**Stated goal**
Copy out each line that includes the word "ternera".

--- start Provided entries ---

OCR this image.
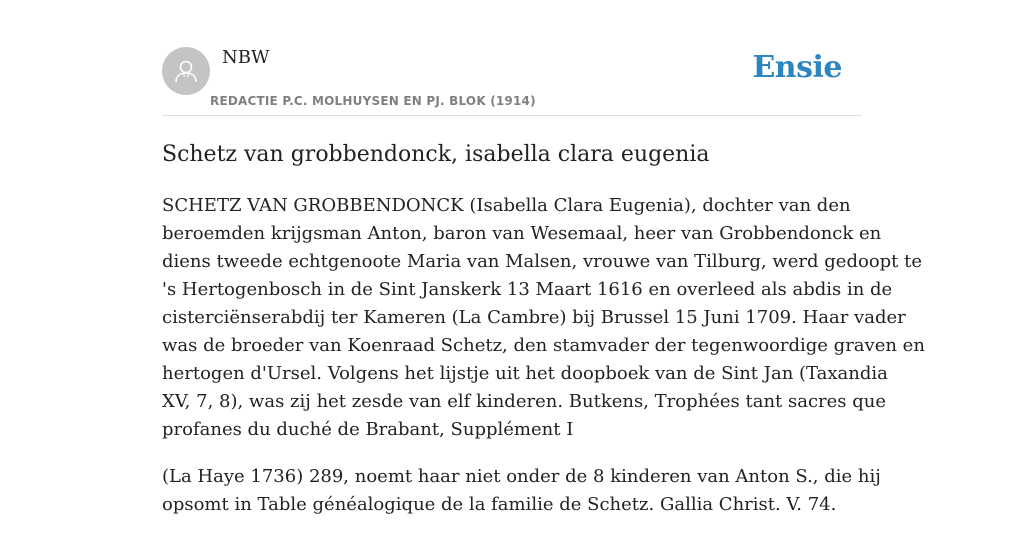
NBW
REDACTIE P.C. MOLHUYSEN EN PJ. BLOK (1914)
Ensie
Schetz van grobbendonck, isabella clara eugenia

SCHETZ VAN GROBBENDONCK (Isabella Clara Eugenia), dochter van den
beroemden krijgsman Anton, baron van Wesemaal, heer van Grobbendonck en
diens tweede echtgenoote Maria van Malsen, vrouwe van Tilburg, werd gedoopt te
's Hertogenbosch in de Sint Janskerk 13 Maart 1616 en overleed als abdis in de
cisterciënserabdij ter Kameren (La Cambre) bij Brussel 15 Juni 1709. Haar vader
was de broeder van Koenraad Schetz, den stamvader der tegenwoordige graven en
hertogen d'Ursel. Volgens het lijstje uit het doopboek van de Sint Jan (Taxandia
XV, 7, 8), was zij het zesde van elf kinderen. Butkens, Trophées tant sacres que
profanes du duché de Brabant, Supplément I

(La Haye 1736) 289, noemt haar niet onder de 8 kinderen van Anton S., die hij
opsomt in Table généalogique de la familie de Schetz. Gallia Christ. V. 74.
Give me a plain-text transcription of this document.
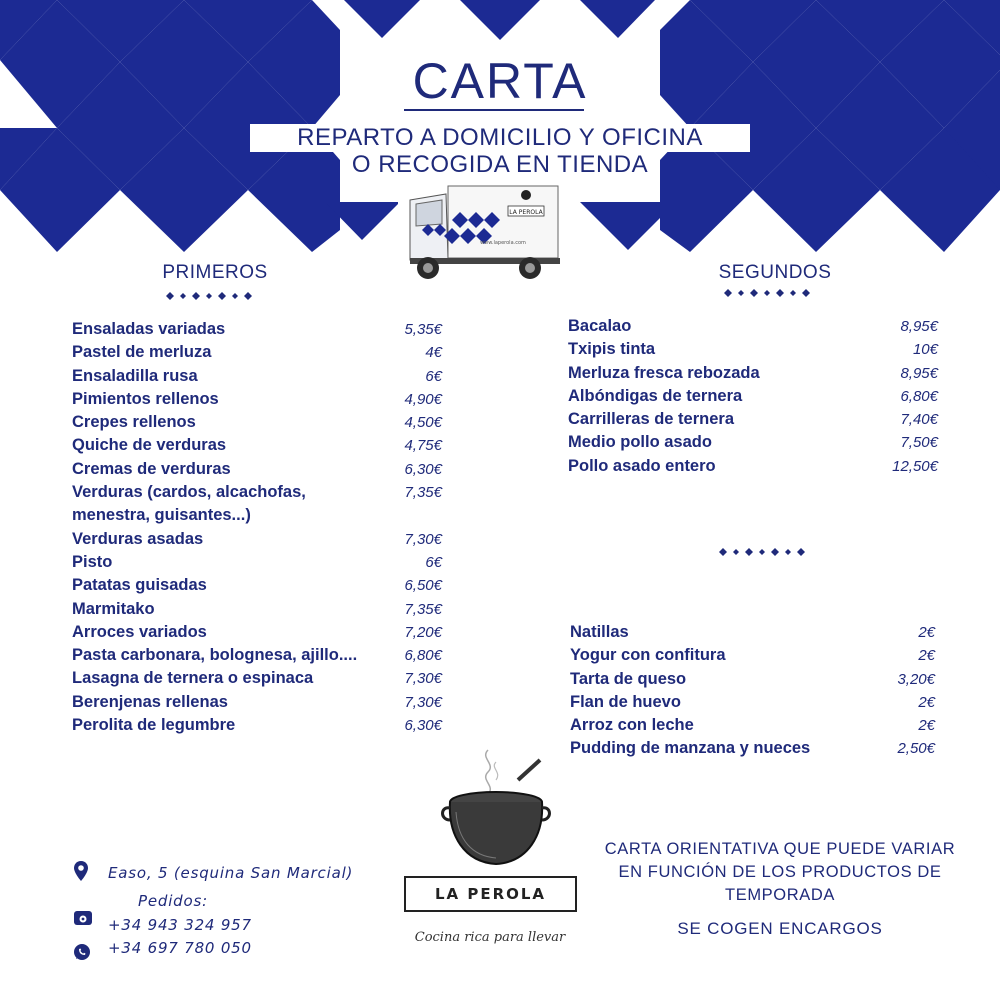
CARTA
REPARTO A DOMICILIO Y OFICINA
O RECOGIDA EN TIENDA
LA PEROLA
www.laperola.com
PRIMEROS
Ensaladas variadas	5,35€
Pastel de merluza	4€
Ensaladilla rusa	6€
Pimientos rellenos	4,90€
Crepes rellenos	4,50€
Quiche de verduras	4,75€
Cremas de verduras	6,30€
Verduras (cardos, alcachofas,	7,35€
menestra, guisantes...)
Verduras asadas	7,30€
Pisto	6€
Patatas guisadas	6,50€
Marmitako	7,35€
Arroces variados	7,20€
Pasta carbonara, bolognesa, ajillo....	6,80€
Lasagna de ternera o espinaca	7,30€
Berenjenas rellenas	7,30€
Perolita de legumbre	6,30€
SEGUNDOS
Bacalao	8,95€
Txipis tinta	10€
Merluza fresca rebozada	8,95€
Albóndigas de ternera	6,80€
Carrilleras de ternera	7,40€
Medio pollo asado	7,50€
Pollo asado entero	12,50€
Natillas	2€
Yogur con confitura	2€
Tarta de queso	3,20€
Flan de huevo	2€
Arroz con leche	2€
Pudding de manzana y nueces	2,50€
LA PEROLA
Cocina rica para llevar
Easo, 5 (esquina San Marcial)
Pedidos:
+34 943 324 957
+34 697 780 050
CARTA ORIENTATIVA QUE PUEDE VARIAR
EN FUNCIÓN DE LOS PRODUCTOS DE
TEMPORADA
SE COGEN ENCARGOS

--- end Provided entries ---

**Expected answer**
Lasagna de ternera o espinaca	7,30€
Albóndigas de ternera	6,80€
Carrilleras de ternera	7,40€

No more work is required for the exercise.